[Records for the task]
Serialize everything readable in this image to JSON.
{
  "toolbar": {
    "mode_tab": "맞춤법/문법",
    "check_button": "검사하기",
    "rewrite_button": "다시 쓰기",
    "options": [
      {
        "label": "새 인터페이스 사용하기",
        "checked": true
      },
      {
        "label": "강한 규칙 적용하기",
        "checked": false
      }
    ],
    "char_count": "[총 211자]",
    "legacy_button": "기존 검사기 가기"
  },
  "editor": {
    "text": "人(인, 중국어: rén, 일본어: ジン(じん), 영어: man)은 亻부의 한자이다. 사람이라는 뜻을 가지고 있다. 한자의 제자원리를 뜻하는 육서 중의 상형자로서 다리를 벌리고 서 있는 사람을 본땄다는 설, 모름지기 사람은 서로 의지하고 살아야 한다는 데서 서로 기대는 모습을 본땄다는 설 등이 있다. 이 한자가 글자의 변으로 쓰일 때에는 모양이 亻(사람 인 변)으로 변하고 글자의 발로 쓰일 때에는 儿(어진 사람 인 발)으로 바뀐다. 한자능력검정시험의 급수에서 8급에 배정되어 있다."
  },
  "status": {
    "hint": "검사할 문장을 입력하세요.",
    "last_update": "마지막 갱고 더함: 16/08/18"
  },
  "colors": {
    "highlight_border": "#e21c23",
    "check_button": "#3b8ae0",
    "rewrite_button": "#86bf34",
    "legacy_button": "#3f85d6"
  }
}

[Task objective] The records above should be restated word for word, please.

[Answer to this problem]
Serialize everything readable in this image to JSON.
{
  "toolbar": {
    "mode_tab": "맞춤법/문법",
    "check_button": "검사하기",
    "rewrite_button": "다시 쓰기",
    "options": [
      {
        "label": "새 인터페이스 사용하기",
        "checked": true
      },
      {
        "label": "강한 규칙 적용하기",
        "checked": false
      }
    ],
    "char_count": "[총 211자]",
    "legacy_button": "기존 검사기 가기"
  },
  "editor": {
    "text": "人(인, 중국어: rén, 일본어: ジン(じん), 영어: man)은 亻부의 한자이다. 사람이라는 뜻을 가지고 있다. 한자의 제자원리를 뜻하는 육서 중의 상형자로서 다리를 벌리고 서 있는 사람을 본땄다는 설, 모름지기 사람은 서로 의지하고 살아야 한다는 데서 서로 기대는 모습을 본땄다는 설 등이 있다. 이 한자가 글자의 변으로 쓰일 때에는 모양이 亻(사람 인 변)으로 변하고 글자의 발로 쓰일 때에는 儿(어진 사람 인 발)으로 바뀐다. 한자능력검정시험의 급수에서 8급에 배정되어 있다."
  },
  "status": {
    "hint": "검사할 문장을 입력하세요.",
    "last_update": "마지막 갱고 더함: 16/08/18"
  },
  "colors": {
    "highlight_border": "#e21c23",
    "check_button": "#3b8ae0",
    "rewrite_button": "#86bf34",
    "legacy_button": "#3f85d6"
  }
}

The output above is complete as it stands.